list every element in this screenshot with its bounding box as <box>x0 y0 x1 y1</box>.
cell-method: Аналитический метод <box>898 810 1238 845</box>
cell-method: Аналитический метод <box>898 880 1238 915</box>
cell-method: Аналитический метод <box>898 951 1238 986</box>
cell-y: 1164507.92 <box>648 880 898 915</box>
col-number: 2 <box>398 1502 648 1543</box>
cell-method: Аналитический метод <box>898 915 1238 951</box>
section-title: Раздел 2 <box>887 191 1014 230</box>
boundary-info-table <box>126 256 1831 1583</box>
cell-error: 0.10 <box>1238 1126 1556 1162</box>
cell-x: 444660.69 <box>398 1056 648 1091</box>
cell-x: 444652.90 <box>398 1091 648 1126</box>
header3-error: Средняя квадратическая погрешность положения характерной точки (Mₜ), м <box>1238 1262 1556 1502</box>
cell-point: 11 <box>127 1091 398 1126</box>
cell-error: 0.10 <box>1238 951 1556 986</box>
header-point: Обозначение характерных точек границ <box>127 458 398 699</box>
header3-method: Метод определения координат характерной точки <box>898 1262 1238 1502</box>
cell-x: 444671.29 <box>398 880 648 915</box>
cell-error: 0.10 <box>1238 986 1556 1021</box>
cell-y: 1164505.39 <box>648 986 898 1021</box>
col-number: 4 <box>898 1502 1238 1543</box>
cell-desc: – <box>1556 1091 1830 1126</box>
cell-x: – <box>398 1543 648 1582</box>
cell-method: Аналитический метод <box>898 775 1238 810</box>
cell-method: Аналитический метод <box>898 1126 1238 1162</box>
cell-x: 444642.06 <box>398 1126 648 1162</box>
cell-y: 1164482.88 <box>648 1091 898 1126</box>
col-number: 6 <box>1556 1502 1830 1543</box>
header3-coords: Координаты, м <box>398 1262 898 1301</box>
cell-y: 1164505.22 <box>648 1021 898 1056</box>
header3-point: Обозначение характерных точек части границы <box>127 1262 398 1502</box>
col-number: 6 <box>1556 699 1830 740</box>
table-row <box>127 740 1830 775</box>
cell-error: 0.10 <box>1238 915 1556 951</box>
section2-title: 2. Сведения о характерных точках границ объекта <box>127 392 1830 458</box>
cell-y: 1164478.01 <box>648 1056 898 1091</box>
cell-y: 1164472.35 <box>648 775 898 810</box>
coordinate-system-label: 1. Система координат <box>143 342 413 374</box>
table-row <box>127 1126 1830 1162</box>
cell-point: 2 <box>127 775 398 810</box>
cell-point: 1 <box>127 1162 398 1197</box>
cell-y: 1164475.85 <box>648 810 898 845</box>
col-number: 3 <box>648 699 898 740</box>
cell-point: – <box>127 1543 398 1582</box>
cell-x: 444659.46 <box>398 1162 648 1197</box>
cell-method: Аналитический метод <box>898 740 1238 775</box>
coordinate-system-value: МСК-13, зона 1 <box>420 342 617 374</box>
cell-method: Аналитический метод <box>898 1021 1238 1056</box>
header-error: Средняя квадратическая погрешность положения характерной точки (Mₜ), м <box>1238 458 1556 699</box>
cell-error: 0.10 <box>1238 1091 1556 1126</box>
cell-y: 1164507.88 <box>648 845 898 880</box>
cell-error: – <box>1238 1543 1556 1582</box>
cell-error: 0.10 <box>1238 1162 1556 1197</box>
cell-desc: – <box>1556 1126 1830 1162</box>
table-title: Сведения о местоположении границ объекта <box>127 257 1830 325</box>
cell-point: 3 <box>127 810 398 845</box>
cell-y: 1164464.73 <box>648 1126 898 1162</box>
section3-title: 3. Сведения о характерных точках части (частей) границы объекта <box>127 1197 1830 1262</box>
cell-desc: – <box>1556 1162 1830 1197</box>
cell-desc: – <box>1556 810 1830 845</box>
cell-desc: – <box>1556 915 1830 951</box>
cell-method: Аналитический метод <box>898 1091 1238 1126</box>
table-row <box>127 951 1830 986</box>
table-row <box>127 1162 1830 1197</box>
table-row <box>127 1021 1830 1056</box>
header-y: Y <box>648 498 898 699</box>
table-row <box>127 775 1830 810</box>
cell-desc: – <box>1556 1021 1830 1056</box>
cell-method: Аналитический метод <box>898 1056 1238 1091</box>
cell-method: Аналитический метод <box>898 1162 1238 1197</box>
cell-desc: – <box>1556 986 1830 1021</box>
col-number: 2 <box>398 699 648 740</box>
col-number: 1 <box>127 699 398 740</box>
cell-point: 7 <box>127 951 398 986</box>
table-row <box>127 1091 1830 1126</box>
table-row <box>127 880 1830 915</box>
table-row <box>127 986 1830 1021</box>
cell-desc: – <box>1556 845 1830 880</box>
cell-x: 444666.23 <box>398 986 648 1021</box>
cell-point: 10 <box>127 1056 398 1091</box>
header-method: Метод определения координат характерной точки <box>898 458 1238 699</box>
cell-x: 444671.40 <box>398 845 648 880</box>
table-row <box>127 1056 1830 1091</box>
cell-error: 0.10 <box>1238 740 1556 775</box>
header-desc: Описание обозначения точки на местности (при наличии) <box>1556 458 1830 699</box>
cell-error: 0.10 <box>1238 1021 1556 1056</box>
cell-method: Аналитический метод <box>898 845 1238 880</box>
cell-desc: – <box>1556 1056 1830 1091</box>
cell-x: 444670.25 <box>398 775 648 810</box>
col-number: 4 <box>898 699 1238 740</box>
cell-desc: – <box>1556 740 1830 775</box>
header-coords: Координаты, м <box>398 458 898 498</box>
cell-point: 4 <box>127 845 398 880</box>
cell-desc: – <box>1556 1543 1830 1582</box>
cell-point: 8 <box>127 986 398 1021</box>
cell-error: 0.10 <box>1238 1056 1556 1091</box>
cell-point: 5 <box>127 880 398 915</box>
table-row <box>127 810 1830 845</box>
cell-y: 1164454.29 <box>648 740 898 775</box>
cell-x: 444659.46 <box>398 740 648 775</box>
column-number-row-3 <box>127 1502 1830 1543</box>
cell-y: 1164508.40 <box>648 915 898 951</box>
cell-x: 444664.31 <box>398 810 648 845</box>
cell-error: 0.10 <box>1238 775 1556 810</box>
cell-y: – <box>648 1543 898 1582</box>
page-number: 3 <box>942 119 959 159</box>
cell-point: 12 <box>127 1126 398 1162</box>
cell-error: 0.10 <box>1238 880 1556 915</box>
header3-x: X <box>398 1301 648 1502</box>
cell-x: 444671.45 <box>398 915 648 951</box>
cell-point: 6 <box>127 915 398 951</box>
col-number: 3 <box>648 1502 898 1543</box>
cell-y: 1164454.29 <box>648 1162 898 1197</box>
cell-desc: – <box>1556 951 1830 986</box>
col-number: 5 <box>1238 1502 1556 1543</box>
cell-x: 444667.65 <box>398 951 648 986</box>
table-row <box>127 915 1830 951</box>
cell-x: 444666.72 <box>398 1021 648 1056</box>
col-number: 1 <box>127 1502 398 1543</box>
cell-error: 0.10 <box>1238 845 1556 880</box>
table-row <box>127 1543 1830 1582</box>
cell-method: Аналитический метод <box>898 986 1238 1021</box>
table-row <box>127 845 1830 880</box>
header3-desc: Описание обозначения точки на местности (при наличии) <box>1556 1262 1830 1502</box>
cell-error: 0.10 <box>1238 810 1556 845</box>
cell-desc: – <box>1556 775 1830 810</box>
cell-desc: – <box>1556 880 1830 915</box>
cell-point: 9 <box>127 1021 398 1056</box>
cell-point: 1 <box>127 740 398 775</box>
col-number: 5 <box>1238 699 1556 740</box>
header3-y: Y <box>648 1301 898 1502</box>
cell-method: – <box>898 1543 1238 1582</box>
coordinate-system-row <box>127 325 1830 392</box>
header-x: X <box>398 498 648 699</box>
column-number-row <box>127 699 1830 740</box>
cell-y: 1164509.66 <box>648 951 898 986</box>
|---|
# TASK GOAL
Duplicate every row above verbatim, keeping the original order and leaving out nothing.

# RESULT OF THE EXERCISE
list every element in this screenshot with its bounding box as <box>x0 y0 x1 y1</box>.
cell-method: Аналитический метод <box>898 810 1238 845</box>
cell-method: Аналитический метод <box>898 880 1238 915</box>
cell-method: Аналитический метод <box>898 951 1238 986</box>
cell-y: 1164507.92 <box>648 880 898 915</box>
col-number: 2 <box>398 1502 648 1543</box>
cell-method: Аналитический метод <box>898 915 1238 951</box>
section-title: Раздел 2 <box>887 191 1014 230</box>
boundary-info-table <box>126 256 1831 1583</box>
cell-error: 0.10 <box>1238 1126 1556 1162</box>
cell-x: 444660.69 <box>398 1056 648 1091</box>
cell-x: 444652.90 <box>398 1091 648 1126</box>
header3-error: Средняя квадратическая погрешность положения характерной точки (Mₜ), м <box>1238 1262 1556 1502</box>
cell-point: 11 <box>127 1091 398 1126</box>
cell-error: 0.10 <box>1238 951 1556 986</box>
header-point: Обозначение характерных точек границ <box>127 458 398 699</box>
header3-method: Метод определения координат характерной точки <box>898 1262 1238 1502</box>
cell-x: 444671.29 <box>398 880 648 915</box>
cell-error: 0.10 <box>1238 986 1556 1021</box>
cell-y: 1164505.39 <box>648 986 898 1021</box>
col-number: 4 <box>898 1502 1238 1543</box>
cell-desc: – <box>1556 1091 1830 1126</box>
cell-x: – <box>398 1543 648 1582</box>
cell-method: Аналитический метод <box>898 775 1238 810</box>
cell-method: Аналитический метод <box>898 1126 1238 1162</box>
cell-x: 444642.06 <box>398 1126 648 1162</box>
cell-y: 1164482.88 <box>648 1091 898 1126</box>
col-number: 6 <box>1556 1502 1830 1543</box>
header3-coords: Координаты, м <box>398 1262 898 1301</box>
cell-y: 1164505.22 <box>648 1021 898 1056</box>
header3-point: Обозначение характерных точек части границы <box>127 1262 398 1502</box>
col-number: 6 <box>1556 699 1830 740</box>
table-row <box>127 740 1830 775</box>
cell-error: 0.10 <box>1238 915 1556 951</box>
section2-title: 2. Сведения о характерных точках границ объекта <box>127 392 1830 458</box>
cell-y: 1164478.01 <box>648 1056 898 1091</box>
cell-y: 1164472.35 <box>648 775 898 810</box>
coordinate-system-label: 1. Система координат <box>143 342 413 374</box>
table-row <box>127 1126 1830 1162</box>
cell-point: 2 <box>127 775 398 810</box>
cell-point: 1 <box>127 1162 398 1197</box>
cell-y: 1164475.85 <box>648 810 898 845</box>
col-number: 3 <box>648 699 898 740</box>
cell-point: – <box>127 1543 398 1582</box>
cell-x: 444659.46 <box>398 1162 648 1197</box>
cell-method: Аналитический метод <box>898 740 1238 775</box>
coordinate-system-value: МСК-13, зона 1 <box>420 342 617 374</box>
cell-method: Аналитический метод <box>898 1021 1238 1056</box>
header-error: Средняя квадратическая погрешность положения характерной точки (Mₜ), м <box>1238 458 1556 699</box>
cell-error: 0.10 <box>1238 1091 1556 1126</box>
cell-y: 1164507.88 <box>648 845 898 880</box>
cell-error: – <box>1238 1543 1556 1582</box>
cell-error: 0.10 <box>1238 1162 1556 1197</box>
cell-desc: – <box>1556 1126 1830 1162</box>
table-title: Сведения о местоположении границ объекта <box>127 257 1830 325</box>
cell-point: 3 <box>127 810 398 845</box>
cell-y: 1164464.73 <box>648 1126 898 1162</box>
section3-title: 3. Сведения о характерных точках части (частей) границы объекта <box>127 1197 1830 1262</box>
cell-desc: – <box>1556 1162 1830 1197</box>
cell-desc: – <box>1556 810 1830 845</box>
cell-desc: – <box>1556 915 1830 951</box>
cell-method: Аналитический метод <box>898 1091 1238 1126</box>
table-row <box>127 951 1830 986</box>
table-row <box>127 1162 1830 1197</box>
table-row <box>127 1021 1830 1056</box>
header-y: Y <box>648 498 898 699</box>
table-row <box>127 775 1830 810</box>
cell-desc: – <box>1556 1021 1830 1056</box>
cell-method: Аналитический метод <box>898 1056 1238 1091</box>
cell-method: Аналитический метод <box>898 1162 1238 1197</box>
cell-desc: – <box>1556 986 1830 1021</box>
col-number: 2 <box>398 699 648 740</box>
col-number: 1 <box>127 699 398 740</box>
cell-point: 7 <box>127 951 398 986</box>
table-row <box>127 1091 1830 1126</box>
table-row <box>127 880 1830 915</box>
table-row <box>127 986 1830 1021</box>
cell-desc: – <box>1556 845 1830 880</box>
cell-x: 444666.23 <box>398 986 648 1021</box>
cell-point: 10 <box>127 1056 398 1091</box>
header-method: Метод определения координат характерной точки <box>898 458 1238 699</box>
cell-x: 444671.40 <box>398 845 648 880</box>
table-row <box>127 1056 1830 1091</box>
cell-error: 0.10 <box>1238 740 1556 775</box>
header-desc: Описание обозначения точки на местности (при наличии) <box>1556 458 1830 699</box>
cell-error: 0.10 <box>1238 1021 1556 1056</box>
cell-method: Аналитический метод <box>898 845 1238 880</box>
cell-desc: – <box>1556 1056 1830 1091</box>
cell-x: 444670.25 <box>398 775 648 810</box>
col-number: 4 <box>898 699 1238 740</box>
cell-desc: – <box>1556 740 1830 775</box>
header-coords: Координаты, м <box>398 458 898 498</box>
cell-point: 4 <box>127 845 398 880</box>
cell-desc: – <box>1556 1543 1830 1582</box>
cell-point: 8 <box>127 986 398 1021</box>
cell-error: 0.10 <box>1238 1056 1556 1091</box>
cell-point: 5 <box>127 880 398 915</box>
table-row <box>127 810 1830 845</box>
cell-y: 1164454.29 <box>648 740 898 775</box>
cell-x: 444659.46 <box>398 740 648 775</box>
column-number-row-3 <box>127 1502 1830 1543</box>
cell-y: 1164508.40 <box>648 915 898 951</box>
cell-x: 444664.31 <box>398 810 648 845</box>
cell-error: 0.10 <box>1238 775 1556 810</box>
cell-y: – <box>648 1543 898 1582</box>
page-number: 3 <box>942 119 959 159</box>
cell-point: 12 <box>127 1126 398 1162</box>
cell-error: 0.10 <box>1238 880 1556 915</box>
header3-x: X <box>398 1301 648 1502</box>
cell-x: 444671.45 <box>398 915 648 951</box>
cell-point: 6 <box>127 915 398 951</box>
col-number: 3 <box>648 1502 898 1543</box>
cell-y: 1164454.29 <box>648 1162 898 1197</box>
cell-desc: – <box>1556 951 1830 986</box>
col-number: 5 <box>1238 1502 1556 1543</box>
cell-x: 444667.65 <box>398 951 648 986</box>
table-row <box>127 915 1830 951</box>
cell-x: 444666.72 <box>398 1021 648 1056</box>
col-number: 1 <box>127 1502 398 1543</box>
cell-error: 0.10 <box>1238 845 1556 880</box>
table-row <box>127 1543 1830 1582</box>
cell-method: Аналитический метод <box>898 986 1238 1021</box>
table-row <box>127 845 1830 880</box>
header3-desc: Описание обозначения точки на местности (при наличии) <box>1556 1262 1830 1502</box>
cell-error: 0.10 <box>1238 810 1556 845</box>
cell-desc: – <box>1556 775 1830 810</box>
cell-desc: – <box>1556 880 1830 915</box>
cell-point: 9 <box>127 1021 398 1056</box>
cell-point: 1 <box>127 740 398 775</box>
col-number: 5 <box>1238 699 1556 740</box>
header3-y: Y <box>648 1301 898 1502</box>
cell-method: – <box>898 1543 1238 1582</box>
coordinate-system-row <box>127 325 1830 392</box>
header-x: X <box>398 498 648 699</box>
column-number-row <box>127 699 1830 740</box>
cell-y: 1164509.66 <box>648 951 898 986</box>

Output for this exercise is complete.